_Task to carry out_: Scan the records for the string "jpids"; copy each line where it occurs.

_Input_:
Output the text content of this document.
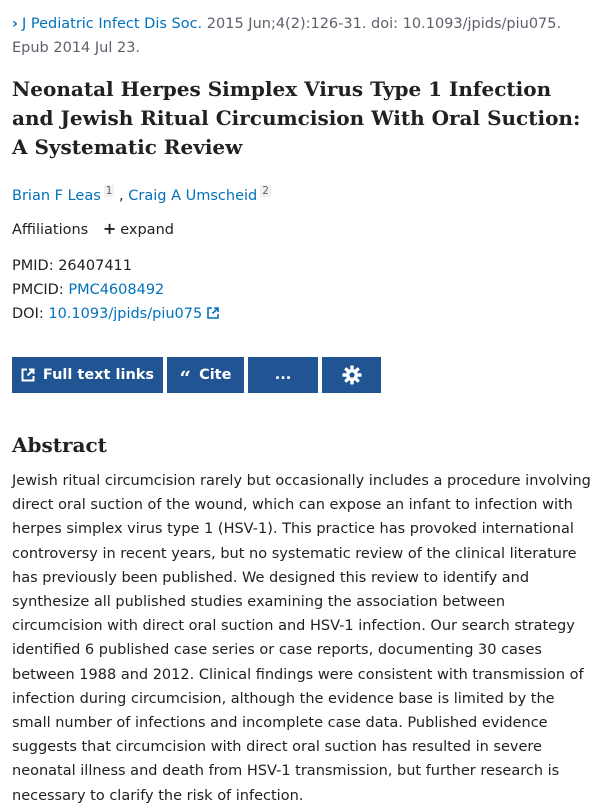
› J Pediatric Infect Dis Soc. 2015 Jun;4(2):126-31. doi: 10.1093/jpids/piu075. Epub 2014 Jul 23.
Neonatal Herpes Simplex Virus Type 1 Infection and Jewish Ritual Circumcision With Oral Suction: A Systematic Review
Brian F Leas $^1$ , Craig A Umscheid $^2$
Affiliations + expand
PMID: 26407411
PMCID: PMC4608492
DOI: 10.1093/jpids/piu075
Full text links “ Cite	...
Abstract

Jewish ritual circumcision rarely but occasionally includes a procedure involving direct oral suction of the wound, which can expose an infant to infection with herpes simplex virus type 1 (HSV-1). This practice has provoked international controversy in recent years, but no systematic review of the clinical literature has previously been published. We designed this review to identify and synthesize all published studies examining the association between circumcision with direct oral suction and HSV-1 infection. Our search strategy identified 6 published case series or case reports, documenting 30 cases between 1988 and 2012. Clinical findings were consistent with transmission of infection during circumcision, although the evidence base is limited by the small number of infections and incomplete case data. Published evidence suggests that circumcision with direct oral suction has resulted in severe neonatal illness and death from HSV-1 transmission, but further research is necessary to clarify the risk of infection.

_Your response_:
› J Pediatric Infect Dis Soc. 2015 Jun;4(2):126-31. doi: 10.1093/jpids/piu075. Epub 2014 Jul 23.
DOI: 10.1093/jpids/piu075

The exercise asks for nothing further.